▶ **YOUR INSTRUCTIONS**: Below is a set of records; restate each one word for word.

Start of EXERCISE INPUT

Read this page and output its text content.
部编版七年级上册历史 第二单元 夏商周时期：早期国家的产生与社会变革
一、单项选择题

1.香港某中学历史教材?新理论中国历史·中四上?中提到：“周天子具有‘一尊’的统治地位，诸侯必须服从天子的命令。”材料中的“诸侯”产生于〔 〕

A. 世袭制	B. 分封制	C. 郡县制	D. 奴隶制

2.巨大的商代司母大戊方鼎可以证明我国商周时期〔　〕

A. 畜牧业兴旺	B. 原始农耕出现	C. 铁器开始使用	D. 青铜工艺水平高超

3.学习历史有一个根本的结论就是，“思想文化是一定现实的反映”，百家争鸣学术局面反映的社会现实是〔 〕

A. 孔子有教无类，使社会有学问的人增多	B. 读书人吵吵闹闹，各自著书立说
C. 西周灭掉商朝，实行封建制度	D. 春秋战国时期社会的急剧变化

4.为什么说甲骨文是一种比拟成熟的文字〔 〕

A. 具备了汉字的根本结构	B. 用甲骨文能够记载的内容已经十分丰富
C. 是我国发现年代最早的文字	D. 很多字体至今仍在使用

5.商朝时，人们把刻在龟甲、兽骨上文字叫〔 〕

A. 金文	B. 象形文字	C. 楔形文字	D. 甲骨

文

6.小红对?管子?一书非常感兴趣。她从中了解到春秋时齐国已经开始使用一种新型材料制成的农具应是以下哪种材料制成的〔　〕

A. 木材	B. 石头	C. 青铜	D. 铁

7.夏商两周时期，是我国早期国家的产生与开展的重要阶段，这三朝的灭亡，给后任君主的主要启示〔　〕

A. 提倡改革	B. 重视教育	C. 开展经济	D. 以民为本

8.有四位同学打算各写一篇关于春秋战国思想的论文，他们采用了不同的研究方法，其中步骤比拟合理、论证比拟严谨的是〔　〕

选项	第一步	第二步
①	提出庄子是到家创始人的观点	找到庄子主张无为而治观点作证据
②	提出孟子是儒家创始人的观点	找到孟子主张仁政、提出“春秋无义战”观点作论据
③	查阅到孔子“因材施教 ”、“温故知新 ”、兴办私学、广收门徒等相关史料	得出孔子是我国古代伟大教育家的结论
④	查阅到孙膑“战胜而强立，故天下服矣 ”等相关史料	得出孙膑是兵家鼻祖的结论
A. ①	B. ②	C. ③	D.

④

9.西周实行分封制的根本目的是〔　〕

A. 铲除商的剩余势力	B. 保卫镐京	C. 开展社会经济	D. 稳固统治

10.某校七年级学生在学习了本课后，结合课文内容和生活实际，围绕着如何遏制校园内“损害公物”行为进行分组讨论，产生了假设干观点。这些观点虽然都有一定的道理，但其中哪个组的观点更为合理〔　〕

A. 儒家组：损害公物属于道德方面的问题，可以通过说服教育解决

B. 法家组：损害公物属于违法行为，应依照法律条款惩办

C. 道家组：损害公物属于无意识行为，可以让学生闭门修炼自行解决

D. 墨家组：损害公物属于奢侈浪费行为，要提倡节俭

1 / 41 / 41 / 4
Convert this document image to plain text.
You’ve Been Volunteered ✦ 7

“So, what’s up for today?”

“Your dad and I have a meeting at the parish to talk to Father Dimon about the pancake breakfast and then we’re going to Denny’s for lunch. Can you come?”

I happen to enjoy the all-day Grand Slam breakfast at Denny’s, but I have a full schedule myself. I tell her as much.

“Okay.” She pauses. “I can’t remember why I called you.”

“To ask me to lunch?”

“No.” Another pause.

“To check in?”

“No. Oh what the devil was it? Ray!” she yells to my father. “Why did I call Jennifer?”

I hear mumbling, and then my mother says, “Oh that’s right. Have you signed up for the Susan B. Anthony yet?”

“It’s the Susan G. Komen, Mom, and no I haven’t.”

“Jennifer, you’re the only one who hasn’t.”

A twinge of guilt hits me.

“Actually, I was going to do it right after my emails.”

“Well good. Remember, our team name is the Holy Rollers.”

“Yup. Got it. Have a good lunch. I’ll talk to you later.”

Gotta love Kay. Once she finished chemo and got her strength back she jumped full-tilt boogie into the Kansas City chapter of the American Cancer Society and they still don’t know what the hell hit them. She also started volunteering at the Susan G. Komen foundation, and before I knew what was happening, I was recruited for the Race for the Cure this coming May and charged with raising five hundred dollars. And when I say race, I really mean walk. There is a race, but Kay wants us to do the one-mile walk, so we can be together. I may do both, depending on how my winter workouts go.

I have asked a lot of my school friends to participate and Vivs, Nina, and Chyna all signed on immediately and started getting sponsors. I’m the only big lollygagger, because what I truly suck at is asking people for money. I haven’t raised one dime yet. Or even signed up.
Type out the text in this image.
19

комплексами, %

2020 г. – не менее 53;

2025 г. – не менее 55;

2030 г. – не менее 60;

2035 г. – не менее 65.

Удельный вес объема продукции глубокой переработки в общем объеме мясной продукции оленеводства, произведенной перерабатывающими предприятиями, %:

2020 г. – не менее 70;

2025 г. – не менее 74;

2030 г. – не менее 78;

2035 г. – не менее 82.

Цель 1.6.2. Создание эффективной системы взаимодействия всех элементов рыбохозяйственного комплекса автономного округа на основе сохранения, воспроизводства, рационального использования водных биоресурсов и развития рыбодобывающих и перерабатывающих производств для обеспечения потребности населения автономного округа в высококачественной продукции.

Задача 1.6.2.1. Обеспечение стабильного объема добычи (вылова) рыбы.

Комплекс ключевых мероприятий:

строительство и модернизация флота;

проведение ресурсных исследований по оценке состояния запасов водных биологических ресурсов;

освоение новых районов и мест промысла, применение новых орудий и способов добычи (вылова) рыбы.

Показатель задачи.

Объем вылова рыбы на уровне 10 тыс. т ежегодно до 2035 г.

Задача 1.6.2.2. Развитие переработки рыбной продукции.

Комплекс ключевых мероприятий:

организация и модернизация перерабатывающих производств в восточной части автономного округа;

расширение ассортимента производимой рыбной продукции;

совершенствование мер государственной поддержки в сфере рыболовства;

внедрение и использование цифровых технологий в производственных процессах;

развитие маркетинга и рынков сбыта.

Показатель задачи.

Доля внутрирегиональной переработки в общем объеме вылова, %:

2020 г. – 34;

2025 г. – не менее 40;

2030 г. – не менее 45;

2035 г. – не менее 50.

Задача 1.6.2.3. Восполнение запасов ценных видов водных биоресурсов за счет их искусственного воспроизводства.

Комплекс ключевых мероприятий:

End of EXERCISE INPUT

▶ **THE RESULT**:
Read this page and output its text content.
部编版七年级上册历史 第二单元 夏商周时期：早期国家的产生与社会变革
一、单项选择题

1.香港某中学历史教材?新理论中国历史·中四上?中提到：“周天子具有‘一尊’的统治地位，诸侯必须服从天子的命令。”材料中的“诸侯”产生于〔 〕

A. 世袭制	B. 分封制	C. 郡县制	D. 奴隶制

2.巨大的商代司母大戊方鼎可以证明我国商周时期〔　〕

A. 畜牧业兴旺	B. 原始农耕出现	C. 铁器开始使用	D. 青铜工艺水平高超

3.学习历史有一个根本的结论就是，“思想文化是一定现实的反映”，百家争鸣学术局面反映的社会现实是〔 〕

A. 孔子有教无类，使社会有学问的人增多	B. 读书人吵吵闹闹，各自著书立说
C. 西周灭掉商朝，实行封建制度	D. 春秋战国时期社会的急剧变化

4.为什么说甲骨文是一种比拟成熟的文字〔 〕

A. 具备了汉字的根本结构	B. 用甲骨文能够记载的内容已经十分丰富
C. 是我国发现年代最早的文字	D. 很多字体至今仍在使用

5.商朝时，人们把刻在龟甲、兽骨上文字叫〔 〕

A. 金文	B. 象形文字	C. 楔形文字	D. 甲骨

文

6.小红对?管子?一书非常感兴趣。她从中了解到春秋时齐国已经开始使用一种新型材料制成的农具应是以下哪种材料制成的〔　〕

A. 木材	B. 石头	C. 青铜	D. 铁

7.夏商两周时期，是我国早期国家的产生与开展的重要阶段，这三朝的灭亡，给后任君主的主要启示〔　〕

A. 提倡改革	B. 重视教育	C. 开展经济	D. 以民为本

8.有四位同学打算各写一篇关于春秋战国思想的论文，他们采用了不同的研究方法，其中步骤比拟合理、论证比拟严谨的是〔　〕

选项	第一步	第二步
①	提出庄子是到家创始人的观点	找到庄子主张无为而治观点作证据
②	提出孟子是儒家创始人的观点	找到孟子主张仁政、提出“春秋无义战”观点作论据
③	查阅到孔子“因材施教 ”、“温故知新 ”、兴办私学、广收门徒等相关史料	得出孔子是我国古代伟大教育家的结论
④	查阅到孙膑“战胜而强立，故天下服矣 ”等相关史料	得出孙膑是兵家鼻祖的结论
A. ①	B. ②	C. ③	D.

④

9.西周实行分封制的根本目的是〔　〕

A. 铲除商的剩余势力	B. 保卫镐京	C. 开展社会经济	D. 稳固统治

10.某校七年级学生在学习了本课后，结合课文内容和生活实际，围绕着如何遏制校园内“损害公物”行为进行分组讨论，产生了假设干观点。这些观点虽然都有一定的道理，但其中哪个组的观点更为合理〔　〕

A. 儒家组：损害公物属于道德方面的问题，可以通过说服教育解决

B. 法家组：损害公物属于违法行为，应依照法律条款惩办

C. 道家组：损害公物属于无意识行为，可以让学生闭门修炼自行解决

D. 墨家组：损害公物属于奢侈浪费行为，要提倡节俭

1 / 41 / 41 / 4
Convert this document image to plain text.
You’ve Been Volunteered ✦ 7

“So, what’s up for today?”

“Your dad and I have a meeting at the parish to talk to Father Dimon about the pancake breakfast and then we’re going to Denny’s for lunch. Can you come?”

I happen to enjoy the all-day Grand Slam breakfast at Denny’s, but I have a full schedule myself. I tell her as much.

“Okay.” She pauses. “I can’t remember why I called you.”

“To ask me to lunch?”

“No.” Another pause.

“To check in?”

“No. Oh what the devil was it? Ray!” she yells to my father. “Why did I call Jennifer?”

I hear mumbling, and then my mother says, “Oh that’s right. Have you signed up for the Susan B. Anthony yet?”

“It’s the Susan G. Komen, Mom, and no I haven’t.”

“Jennifer, you’re the only one who hasn’t.”

A twinge of guilt hits me.

“Actually, I was going to do it right after my emails.”

“Well good. Remember, our team name is the Holy Rollers.”

“Yup. Got it. Have a good lunch. I’ll talk to you later.”

Gotta love Kay. Once she finished chemo and got her strength back she jumped full-tilt boogie into the Kansas City chapter of the American Cancer Society and they still don’t know what the hell hit them. She also started volunteering at the Susan G. Komen foundation, and before I knew what was happening, I was recruited for the Race for the Cure this coming May and charged with raising five hundred dollars. And when I say race, I really mean walk. There is a race, but Kay wants us to do the one-mile walk, so we can be together. I may do both, depending on how my winter workouts go.

I have asked a lot of my school friends to participate and Vivs, Nina, and Chyna all signed on immediately and started getting sponsors. I’m the only big lollygagger, because what I truly suck at is asking people for money. I haven’t raised one dime yet. Or even signed up.
Type out the text in this image.
19

комплексами, %

2020 г. – не менее 53;

2025 г. – не менее 55;

2030 г. – не менее 60;

2035 г. – не менее 65.

Удельный вес объема продукции глубокой переработки в общем объеме мясной продукции оленеводства, произведенной перерабатывающими предприятиями, %:

2020 г. – не менее 70;

2025 г. – не менее 74;

2030 г. – не менее 78;

2035 г. – не менее 82.

Цель 1.6.2. Создание эффективной системы взаимодействия всех элементов рыбохозяйственного комплекса автономного округа на основе сохранения, воспроизводства, рационального использования водных биоресурсов и развития рыбодобывающих и перерабатывающих производств для обеспечения потребности населения автономного округа в высококачественной продукции.

Задача 1.6.2.1. Обеспечение стабильного объема добычи (вылова) рыбы.

Комплекс ключевых мероприятий:

строительство и модернизация флота;

проведение ресурсных исследований по оценке состояния запасов водных биологических ресурсов;

освоение новых районов и мест промысла, применение новых орудий и способов добычи (вылова) рыбы.

Показатель задачи.

Объем вылова рыбы на уровне 10 тыс. т ежегодно до 2035 г.

Задача 1.6.2.2. Развитие переработки рыбной продукции.

Комплекс ключевых мероприятий:

организация и модернизация перерабатывающих производств в восточной части автономного округа;

расширение ассортимента производимой рыбной продукции;

совершенствование мер государственной поддержки в сфере рыболовства;

внедрение и использование цифровых технологий в производственных процессах;

развитие маркетинга и рынков сбыта.

Показатель задачи.

Доля внутрирегиональной переработки в общем объеме вылова, %:

2020 г. – 34;

2025 г. – не менее 40;

2030 г. – не менее 45;

2035 г. – не менее 50.

Задача 1.6.2.3. Восполнение запасов ценных видов водных биоресурсов за счет их искусственного воспроизводства.

Комплекс ключевых мероприятий:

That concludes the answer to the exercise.